[Extracted data entries]
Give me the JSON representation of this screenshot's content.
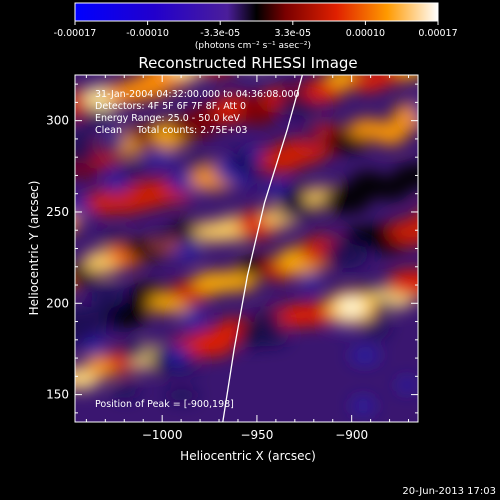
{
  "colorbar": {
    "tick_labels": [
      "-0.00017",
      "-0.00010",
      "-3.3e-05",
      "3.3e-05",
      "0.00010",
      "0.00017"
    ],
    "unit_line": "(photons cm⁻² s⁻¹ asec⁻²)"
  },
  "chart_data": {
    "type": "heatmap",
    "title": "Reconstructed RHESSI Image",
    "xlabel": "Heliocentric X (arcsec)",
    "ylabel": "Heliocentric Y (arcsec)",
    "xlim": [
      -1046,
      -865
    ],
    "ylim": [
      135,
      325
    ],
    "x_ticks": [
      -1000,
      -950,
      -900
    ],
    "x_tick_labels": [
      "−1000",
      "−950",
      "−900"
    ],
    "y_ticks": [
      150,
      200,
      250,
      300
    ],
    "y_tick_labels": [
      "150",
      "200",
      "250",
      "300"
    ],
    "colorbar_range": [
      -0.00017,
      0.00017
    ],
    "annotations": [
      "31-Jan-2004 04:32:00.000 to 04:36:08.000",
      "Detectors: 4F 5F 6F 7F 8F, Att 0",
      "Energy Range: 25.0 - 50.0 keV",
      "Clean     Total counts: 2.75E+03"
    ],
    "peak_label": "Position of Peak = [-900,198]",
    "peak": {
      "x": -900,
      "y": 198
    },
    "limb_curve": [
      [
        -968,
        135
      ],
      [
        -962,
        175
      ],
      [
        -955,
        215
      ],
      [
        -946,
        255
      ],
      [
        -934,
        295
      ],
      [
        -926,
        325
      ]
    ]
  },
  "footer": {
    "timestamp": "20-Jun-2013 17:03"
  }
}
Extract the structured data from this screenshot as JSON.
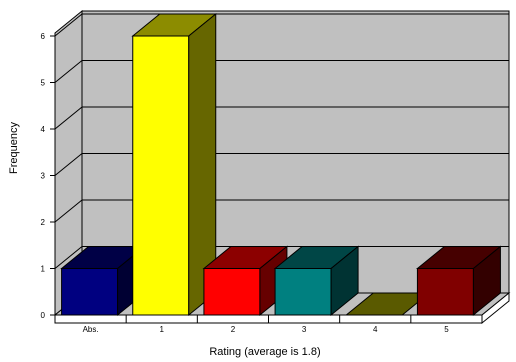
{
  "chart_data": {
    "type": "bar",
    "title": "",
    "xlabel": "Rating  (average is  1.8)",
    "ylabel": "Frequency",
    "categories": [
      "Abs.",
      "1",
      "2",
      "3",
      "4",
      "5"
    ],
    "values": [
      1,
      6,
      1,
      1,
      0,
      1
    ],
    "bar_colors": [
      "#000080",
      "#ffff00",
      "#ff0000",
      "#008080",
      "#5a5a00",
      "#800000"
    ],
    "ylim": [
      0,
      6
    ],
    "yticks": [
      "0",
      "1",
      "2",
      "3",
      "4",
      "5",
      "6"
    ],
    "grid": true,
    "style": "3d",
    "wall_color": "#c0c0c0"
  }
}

* _What is being asked_: Pick up at the line that holds "Extract the structured" and restate each line, word for word, through the last line of the entries. Include both end lines but none of the pictures.

* _Exercise output_:
Extract the structured data from this screenshot as JSON.
{
  "chart_data": {
    "type": "bar",
    "title": "",
    "xlabel": "Rating  (average is  1.8)",
    "ylabel": "Frequency",
    "categories": [
      "Abs.",
      "1",
      "2",
      "3",
      "4",
      "5"
    ],
    "values": [
      1,
      6,
      1,
      1,
      0,
      1
    ],
    "bar_colors": [
      "#000080",
      "#ffff00",
      "#ff0000",
      "#008080",
      "#5a5a00",
      "#800000"
    ],
    "ylim": [
      0,
      6
    ],
    "yticks": [
      "0",
      "1",
      "2",
      "3",
      "4",
      "5",
      "6"
    ],
    "grid": true,
    "style": "3d",
    "wall_color": "#c0c0c0"
  }
}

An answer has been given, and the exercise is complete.